>> start Extracted entries

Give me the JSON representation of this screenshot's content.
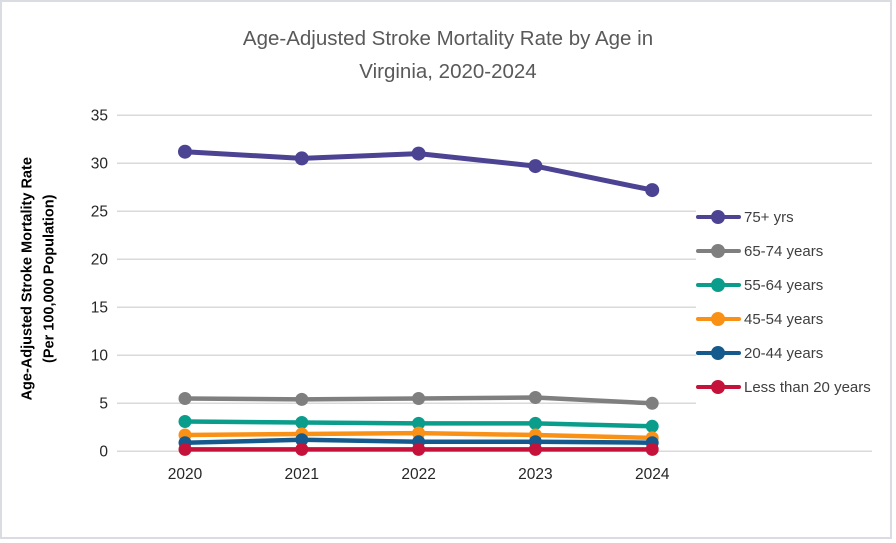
{
  "frame": {
    "border_color": "#d9dce1",
    "background": "#ffffff"
  },
  "chart_data": {
    "type": "line",
    "title": "Age-Adjusted Stroke Mortality Rate by Age in\nVirginia, 2020-2024",
    "ylabel": "Age-Adjusted Stroke Mortality Rate\n(Per 100,000 Population)",
    "xlabel": "",
    "categories": [
      "2020",
      "2021",
      "2022",
      "2023",
      "2024"
    ],
    "yticks": [
      0,
      5,
      10,
      15,
      20,
      25,
      30,
      35
    ],
    "ylim": [
      0,
      35
    ],
    "grid": "horizontal",
    "gridline_color": "#d9d9d9",
    "legend_position": "right",
    "series": [
      {
        "name": "75+ yrs",
        "color": "#4c4392",
        "values": [
          31.2,
          30.5,
          31.0,
          29.7,
          27.2
        ]
      },
      {
        "name": "65-74 years",
        "color": "#7f7f7f",
        "values": [
          5.5,
          5.4,
          5.5,
          5.6,
          5.0
        ]
      },
      {
        "name": "55-64 years",
        "color": "#0a9d8c",
        "values": [
          3.1,
          3.0,
          2.9,
          2.9,
          2.6
        ]
      },
      {
        "name": "45-54 years",
        "color": "#fa9117",
        "values": [
          1.7,
          1.8,
          1.9,
          1.7,
          1.4
        ]
      },
      {
        "name": "20-44 years",
        "color": "#155a8d",
        "values": [
          0.9,
          1.2,
          1.0,
          1.0,
          0.9
        ]
      },
      {
        "name": "Less than 20 years",
        "color": "#c4123b",
        "values": [
          0.2,
          0.2,
          0.2,
          0.2,
          0.2
        ]
      }
    ],
    "text_colors": {
      "title": "#595959",
      "axis": "#262626",
      "legend": "#3f3f3f"
    }
  }
}
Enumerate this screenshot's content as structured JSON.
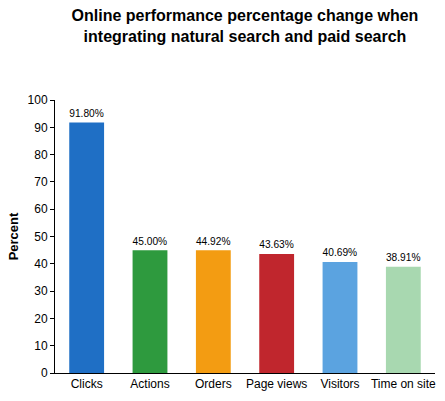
{
  "chart_data": {
    "type": "bar",
    "title": "Online performance percentage change when integrating natural search and paid search",
    "y_label": "Percent",
    "categories": [
      "Clicks",
      "Actions",
      "Orders",
      "Page views",
      "Visitors",
      "Time on site"
    ],
    "values": [
      91.8,
      45.0,
      44.92,
      43.63,
      40.69,
      38.91
    ],
    "value_labels": [
      "91.80%",
      "45.00%",
      "44.92%",
      "43.63%",
      "40.69%",
      "38.91%"
    ],
    "colors": [
      "#1f6fc5",
      "#2e9a3e",
      "#f39c12",
      "#c0262d",
      "#5ba3e0",
      "#a8d8b0"
    ],
    "ylim": [
      0,
      100
    ],
    "yticks": [
      0,
      10,
      20,
      30,
      40,
      50,
      60,
      70,
      80,
      90,
      100
    ],
    "grid": false,
    "data_labels": true
  }
}
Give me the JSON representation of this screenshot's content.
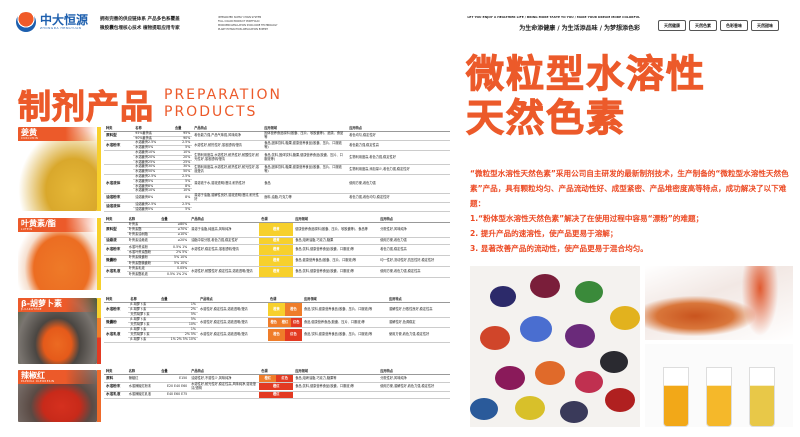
{
  "header": {
    "logo_cn": "中大恒源",
    "logo_en": "ZHONGDA HENGYUAN",
    "tagline_lines": [
      "拥有完善的供应链体系  产品多色系覆盖",
      "微胶囊包埋核心技术  植物提取应用专家"
    ],
    "tagline_en_lines": [
      "INTEGRATED SUPPLY CHAIN SYSTEM",
      "FULL COLOR PRODUCT PORTFOLIO",
      "MICROENCAPSULATION STAR-CORE TECHNOLOGY",
      "PLANT EXTRACTION APPLICATION EXPERT"
    ],
    "slogan_en": "LET YOU ENJOY A HEALTHIER LIFE / BRING MORE TASTE TO YOU / MAKE YOUR DREAM MORE COLORFUL",
    "slogan_cn": "为生命添健康 / 为生活添品味 / 为梦想添色彩",
    "badges": [
      "天然健康",
      "天然色素",
      "色彩香味",
      "天然甜味"
    ]
  },
  "section_title": {
    "cn": "制剂产品",
    "en_line1": "PREPARATION",
    "en_line2": "PRODUCTS"
  },
  "colors": {
    "accent": "#ec5a2a",
    "yellow": "#f7d02c",
    "orange": "#ef7d2a",
    "red": "#e33a22"
  },
  "columns": [
    "种类",
    "名称",
    "含量",
    "产品特点",
    "色调",
    "应用领域",
    "应用特点"
  ],
  "products": [
    {
      "name_cn": "姜黄",
      "name_en": "CURCUMIN",
      "has_color": false,
      "groups": [
        {
          "kind": "原料型",
          "items": [
            [
              "95%姜黄素",
              "95%"
            ],
            [
              "90%姜黄素",
              "90%"
            ]
          ],
          "features": "着色能力强,产品气味强,风味纯净",
          "apps": "固体营养食品原料(胶囊、压片、软胶囊等)、酒类、食品等",
          "traits": "着色均匀,稳定性好"
        },
        {
          "kind": "水溶粉末",
          "items": [
            [
              "水溶姜黄2.5%",
              "2.5%"
            ],
            [
              "水溶姜黄5%",
              "5%"
            ]
          ],
          "features": "水溶性好,耐热性好,溶液透明/澄清",
          "apps": "食品,固体饮料,糖果,健康营养食品(胶囊、压片、口服液等)",
          "traits": "着色能力强,稳定性高"
        },
        {
          "kind": "",
          "items": [
            [
              "水溶姜黄10%",
              "10%"
            ],
            [
              "水溶姜黄20%",
              "20%"
            ],
            [
              "水溶姜黄25%",
              "25%"
            ]
          ],
          "features": "生物利用度高,水溶性好,耐热性好,耐酸性好,耐光性好,溶液透明/澄清",
          "apps": "食品,饮料,固体饮料,糖果,健康营养食品(胶囊、压片、口服液等)",
          "traits": "生物利用度高,着色力强,稳定性好"
        },
        {
          "kind": "",
          "items": [
            [
              "水溶姜黄30%",
              "30%"
            ],
            [
              "水溶姜黄50%",
              "50%"
            ]
          ],
          "features": "生物利用度高,水溶性好,耐热性好,耐光性好,溶液澄清",
          "apps": "食品,固体饮料,糖果,健康营养食品(胶囊、压片、口服液等)",
          "traits": "生物利用度高,添加量少,着色力强,稳定性好"
        },
        {
          "kind": "水溶液体",
          "items": [
            [
              "水溶姜黄2.5%",
              "2.5%"
            ],
            [
              "水溶姜黄5%",
              "5%"
            ],
            [
              "水溶姜黄8%",
              "8%"
            ],
            [
              "水溶姜黄10%",
              "10%"
            ]
          ],
          "features": "易溶液于水,溶液透明/澄清,耐热性好",
          "apps": "食品",
          "traits": "使用方便,着色力强"
        },
        {
          "kind": "油溶粉末",
          "items": [
            [
              "油溶姜黄8%",
              "8%"
            ]
          ],
          "features": "易溶于油脂,溶解性良好,溶液透明/澄清,耐光性好",
          "apps": "面料,油脂,巧克力等",
          "traits": "着色力强,着色均匀,稳定性好"
        },
        {
          "kind": "油溶液体",
          "items": [
            [
              "油溶姜黄2.5%",
              "2.5%"
            ],
            [
              "油溶姜黄5%",
              "5%"
            ]
          ],
          "features": "",
          "apps": "",
          "traits": ""
        }
      ]
    },
    {
      "name_cn": "叶黄素/酯",
      "name_en": "LUTEIN",
      "has_color": true,
      "groups": [
        {
          "kind": "原料型",
          "items": [
            [
              "叶黄素",
              "≥80%"
            ],
            [
              "叶黄素酯",
              "≥70%"
            ],
            [
              "叶黄素油树脂",
              "≥10%"
            ]
          ],
          "features": "易溶于油脂,纯度高,风味纯净",
          "colors": [
            [
              "橙黄",
              "yellow"
            ]
          ],
          "apps": "健康营养食品原料(胶囊、压片、软胶囊等)、食品等",
          "traits": "分散性好,风味纯净"
        },
        {
          "kind": "油悬液",
          "items": [
            [
              "叶黄素油悬液",
              "≥20%"
            ]
          ],
          "features": "油脂中易分散,着色力强,稳定性好",
          "colors": [
            [
              "橙黄",
              "yellow"
            ]
          ],
          "apps": "食品,焙烤油脂,巧克力,糖果",
          "traits": "使用方便,着色力强"
        },
        {
          "kind": "水溶粉末",
          "items": [
            [
              "水溶叶黄素粉",
              "0.5% 1%"
            ],
            [
              "水溶叶黄素酯粉",
              "2% 5%"
            ]
          ],
          "features": "水溶性好,稳定性高,溶液透明/澄清",
          "colors": [
            [
              "橙黄",
              "yellow"
            ]
          ],
          "apps": "食品,饮料,健康营养食品(胶囊、口服液)等",
          "traits": "着色力强,稳定性高"
        },
        {
          "kind": "微囊粉",
          "items": [
            [
              "叶黄素微囊粉",
              "5% 10%"
            ],
            [
              "叶黄素酯微囊粉",
              "5% 10%"
            ]
          ],
          "features": "",
          "colors": [
            [
              "橙黄",
              "yellow"
            ]
          ],
          "apps": "食品,健康营养食品(胶囊、压片、口服液)等",
          "traits": "均一性好,流动性好,抗压性好,稳定性好"
        },
        {
          "kind": "水溶乳液",
          "items": [
            [
              "叶黄素乳液",
              "0.05%"
            ],
            [
              "叶黄素酯乳液",
              "0.5% 1% 2%"
            ]
          ],
          "features": "水溶性好,耐酸性好,稳定性高,溶液透明/澄清",
          "colors": [
            [
              "橙黄",
              "yellow"
            ]
          ],
          "apps": "食品,饮料,健康营养食品(胶囊、口服液)等",
          "traits": "使用方便,着色力强,稳定性高"
        }
      ]
    },
    {
      "name_cn": "β-胡萝卜素",
      "name_en": "β-CAROTENE",
      "has_color": true,
      "groups": [
        {
          "kind": "水溶粉末",
          "items": [
            [
              "β-胡萝卜素",
              "1%"
            ],
            [
              "β-胡萝卜素",
              "2%"
            ],
            [
              "天然胡萝卜素",
              "5%"
            ]
          ],
          "features": "水溶性好,稳定性高,溶液透明/澄清",
          "colors": [
            [
              "橙黄",
              "yellow"
            ],
            [
              "橙色",
              "orange"
            ]
          ],
          "apps": "食品,饮料,健康营养食品(胶囊、压片、口服液)等",
          "traits": "溶解性好,分散性良好,稳定性高"
        },
        {
          "kind": "微囊粉",
          "items": [
            [
              "β-胡萝卜素",
              "5%"
            ],
            [
              "天然胡萝卜素",
              "10%"
            ]
          ],
          "features": "水溶性好,稳定性高,溶液透明/澄清",
          "colors": [
            [
              "橙色",
              "orange"
            ],
            [
              "橙红",
              "orange"
            ],
            [
              "红色",
              "red"
            ]
          ],
          "apps": "食品,健康营养食品(胶囊、压片、口服液)等",
          "traits": "溶解性好,色调稳定"
        },
        {
          "kind": "水溶乳液",
          "items": [
            [
              "β-胡萝卜素",
              "1%"
            ],
            [
              "天然胡萝卜素",
              "2% 5%"
            ],
            [
              "β-胡萝卜素",
              "1% 2% 5% 10%"
            ]
          ],
          "features": "水溶性好,稳定性高,溶液透明/澄清",
          "colors": [
            [
              "橙色",
              "orange"
            ],
            [
              "红色",
              "red"
            ]
          ],
          "apps": "食品,饮料,健康营养食品(胶囊、压片、口服液)等",
          "traits": "使用方便,着色力强,稳定性好"
        }
      ]
    },
    {
      "name_cn": "辣椒红",
      "name_en": "PAPRIKA OLEORESIN",
      "has_color": true,
      "groups": [
        {
          "kind": "原料",
          "items": [
            [
              "辣椒红",
              "E150"
            ]
          ],
          "features": "油溶性好,不溶性少,风味纯净",
          "colors": [
            [
              "橙红",
              "orange"
            ],
            [
              "红色",
              "red"
            ]
          ],
          "apps": "食品,焙烤油脂,巧克力,糖果等",
          "traits": "分散性好,风味纯净"
        },
        {
          "kind": "水溶粉末",
          "items": [
            [
              "水溶辣椒红粉末",
              "E20 E40 E60"
            ]
          ],
          "features": "水溶性好,耐光性好,稳定性高,风味纯净,溶液澄清/透明",
          "colors": [
            [
              "橙红",
              "red"
            ]
          ],
          "apps": "食品,饮料,健康营养食品(胶囊、口服液)等",
          "traits": "使用方便,溶解性好,着色力强,稳定性好"
        },
        {
          "kind": "水溶乳液",
          "items": [
            [
              "水溶辣椒红乳液",
              "E40 E60 E75"
            ]
          ],
          "features": "",
          "colors": [
            [
              "橙红",
              "red"
            ]
          ],
          "apps": "",
          "traits": ""
        }
      ]
    }
  ],
  "right": {
    "headline_line1": "微粒型水溶性",
    "headline_line2": "天然色素",
    "intro": "“微粒型水溶性天然色素”采用公司自主研发的最新制剂技术，生产制备的“微粒型水溶性天然色素”产品，具有颗粒均匀、产品流动性好、成型紧密、产品堆密度高等特点，成功解决了以下难题：",
    "points": [
      "1.“粉体型水溶性天然色素”解决了在使用过程中容易“漂粉”的难题；",
      "2. 提升产品的速溶性，使产品更易于溶解；",
      "3. 显著改善产品的流动性，使产品更易于混合均匀。"
    ],
    "dot_colors": [
      "#2c2a6a",
      "#7a1e3a",
      "#3a8a3a",
      "#e2b21e",
      "#d0452a",
      "#4a6ed0",
      "#6a2a7a",
      "#2a2a30",
      "#8a1a5a",
      "#e06a2a",
      "#c03050",
      "#2a5a9a",
      "#d8c02a",
      "#3a3a5a",
      "#b02020"
    ],
    "tube_colors": [
      "#f2a818",
      "#f5b82a",
      "#e8c848"
    ]
  }
}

>> end Extracted entries

- **What the task requires**: Select, from the listing, all lines that include the word "溶解性好".

- **The solution**:
          "traits": "溶解性好,分散性良好,稳定性高"
          "traits": "溶解性好,色调稳定"
          "traits": "使用方便,溶解性好,着色力强,稳定性好"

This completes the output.